### What to work on
Give only the count of lines containing "Composite".

### Task input
================

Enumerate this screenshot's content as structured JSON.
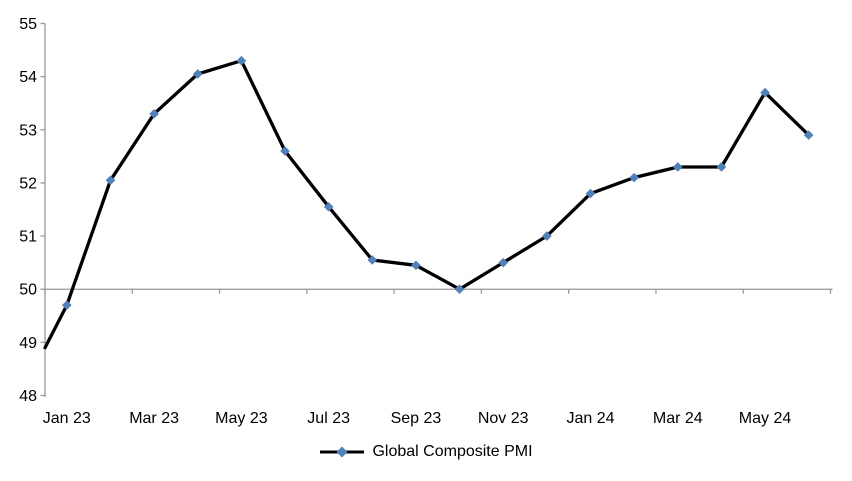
{
  "chart_data": {
    "type": "line",
    "title": "",
    "categories": [
      "Jan 23",
      "Feb 23",
      "Mar 23",
      "Apr 23",
      "May 23",
      "Jun 23",
      "Jul 23",
      "Aug 23",
      "Sep 23",
      "Oct 23",
      "Nov 23",
      "Dec 23",
      "Jan 24",
      "Feb 24",
      "Mar 24",
      "Apr 24",
      "May 24",
      "Jun 24"
    ],
    "series": [
      {
        "name": "Global Composite PMI",
        "values": [
          49.7,
          52.05,
          53.3,
          54.05,
          54.3,
          52.6,
          51.55,
          50.55,
          50.45,
          50.0,
          50.5,
          51.0,
          51.8,
          52.1,
          52.3,
          52.3,
          53.7,
          52.9
        ]
      }
    ],
    "entry_at_left_edge_value": 48.9,
    "x_tick_labels": [
      "Jan 23",
      "Mar 23",
      "May 23",
      "Jul 23",
      "Sep 23",
      "Nov 23",
      "Jan 24",
      "Mar 24",
      "May 24"
    ],
    "x_tick_interval": 2,
    "y_ticks": [
      48,
      49,
      50,
      51,
      52,
      53,
      54,
      55
    ],
    "ylim": [
      48,
      55
    ],
    "x_axis_crosses_at": 50,
    "grid": "off",
    "legend": {
      "position": "bottom",
      "label": "Global Composite PMI"
    },
    "marker_shape": "diamond",
    "colors": {
      "line": "#000000",
      "marker": "#4F81BD",
      "axis": "#999999",
      "text": "#000000",
      "background": "#FFFFFF"
    }
  }
}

================

### Answer to this task
2